((
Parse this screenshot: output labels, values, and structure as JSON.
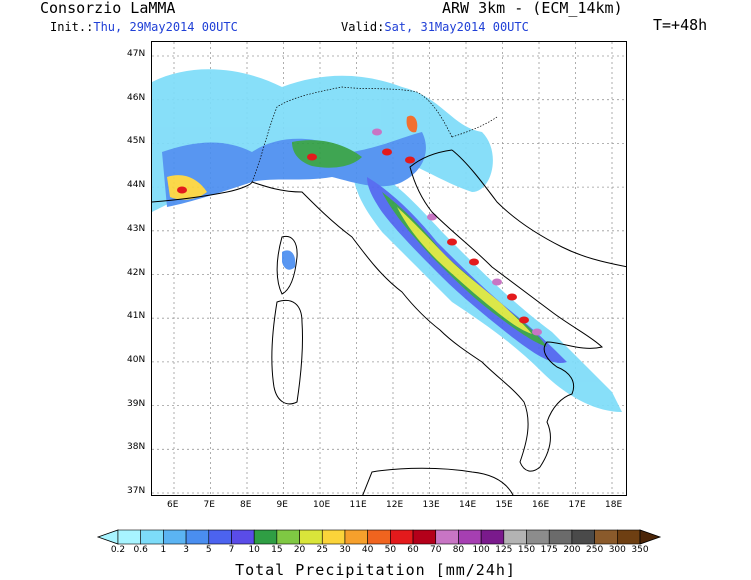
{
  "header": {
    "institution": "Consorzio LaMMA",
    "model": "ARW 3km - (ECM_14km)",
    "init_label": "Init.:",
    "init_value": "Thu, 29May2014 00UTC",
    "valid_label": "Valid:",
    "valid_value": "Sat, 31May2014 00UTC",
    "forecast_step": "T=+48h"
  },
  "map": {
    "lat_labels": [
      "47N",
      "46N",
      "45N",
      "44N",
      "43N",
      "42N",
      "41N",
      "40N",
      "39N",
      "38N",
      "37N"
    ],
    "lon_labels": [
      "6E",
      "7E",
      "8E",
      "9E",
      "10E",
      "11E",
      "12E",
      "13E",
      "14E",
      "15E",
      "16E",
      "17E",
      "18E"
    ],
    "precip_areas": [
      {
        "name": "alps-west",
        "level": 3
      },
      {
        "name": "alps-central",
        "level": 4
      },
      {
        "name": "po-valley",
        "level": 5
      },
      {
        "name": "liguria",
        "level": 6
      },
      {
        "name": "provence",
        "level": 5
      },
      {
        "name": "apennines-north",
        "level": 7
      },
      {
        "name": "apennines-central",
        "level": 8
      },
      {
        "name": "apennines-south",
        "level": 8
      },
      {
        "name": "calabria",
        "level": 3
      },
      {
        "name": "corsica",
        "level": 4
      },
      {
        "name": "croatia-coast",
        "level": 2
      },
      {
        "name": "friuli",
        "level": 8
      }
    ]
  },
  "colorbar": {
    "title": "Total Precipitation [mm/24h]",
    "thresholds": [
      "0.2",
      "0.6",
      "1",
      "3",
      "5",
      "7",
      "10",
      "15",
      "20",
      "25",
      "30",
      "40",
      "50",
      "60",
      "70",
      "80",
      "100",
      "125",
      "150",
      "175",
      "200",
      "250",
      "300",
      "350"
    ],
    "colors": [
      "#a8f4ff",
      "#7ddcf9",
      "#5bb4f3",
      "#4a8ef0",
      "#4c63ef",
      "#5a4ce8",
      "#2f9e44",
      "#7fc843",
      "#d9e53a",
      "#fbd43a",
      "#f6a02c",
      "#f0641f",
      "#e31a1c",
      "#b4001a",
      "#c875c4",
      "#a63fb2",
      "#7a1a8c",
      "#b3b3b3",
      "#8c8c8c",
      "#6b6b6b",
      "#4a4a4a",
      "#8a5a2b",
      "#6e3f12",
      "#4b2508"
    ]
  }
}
))
## WHAT YOU WILL DO
Repeat each record exactly, with the pictures left out.

## ANSWER TO THE PROBLEM
Parse this screenshot: output labels, values, and structure as JSON.
{
  "header": {
    "institution": "Consorzio LaMMA",
    "model": "ARW 3km - (ECM_14km)",
    "init_label": "Init.:",
    "init_value": "Thu, 29May2014 00UTC",
    "valid_label": "Valid:",
    "valid_value": "Sat, 31May2014 00UTC",
    "forecast_step": "T=+48h"
  },
  "map": {
    "lat_labels": [
      "47N",
      "46N",
      "45N",
      "44N",
      "43N",
      "42N",
      "41N",
      "40N",
      "39N",
      "38N",
      "37N"
    ],
    "lon_labels": [
      "6E",
      "7E",
      "8E",
      "9E",
      "10E",
      "11E",
      "12E",
      "13E",
      "14E",
      "15E",
      "16E",
      "17E",
      "18E"
    ],
    "precip_areas": [
      {
        "name": "alps-west",
        "level": 3
      },
      {
        "name": "alps-central",
        "level": 4
      },
      {
        "name": "po-valley",
        "level": 5
      },
      {
        "name": "liguria",
        "level": 6
      },
      {
        "name": "provence",
        "level": 5
      },
      {
        "name": "apennines-north",
        "level": 7
      },
      {
        "name": "apennines-central",
        "level": 8
      },
      {
        "name": "apennines-south",
        "level": 8
      },
      {
        "name": "calabria",
        "level": 3
      },
      {
        "name": "corsica",
        "level": 4
      },
      {
        "name": "croatia-coast",
        "level": 2
      },
      {
        "name": "friuli",
        "level": 8
      }
    ]
  },
  "colorbar": {
    "title": "Total Precipitation [mm/24h]",
    "thresholds": [
      "0.2",
      "0.6",
      "1",
      "3",
      "5",
      "7",
      "10",
      "15",
      "20",
      "25",
      "30",
      "40",
      "50",
      "60",
      "70",
      "80",
      "100",
      "125",
      "150",
      "175",
      "200",
      "250",
      "300",
      "350"
    ],
    "colors": [
      "#a8f4ff",
      "#7ddcf9",
      "#5bb4f3",
      "#4a8ef0",
      "#4c63ef",
      "#5a4ce8",
      "#2f9e44",
      "#7fc843",
      "#d9e53a",
      "#fbd43a",
      "#f6a02c",
      "#f0641f",
      "#e31a1c",
      "#b4001a",
      "#c875c4",
      "#a63fb2",
      "#7a1a8c",
      "#b3b3b3",
      "#8c8c8c",
      "#6b6b6b",
      "#4a4a4a",
      "#8a5a2b",
      "#6e3f12",
      "#4b2508"
    ]
  }
}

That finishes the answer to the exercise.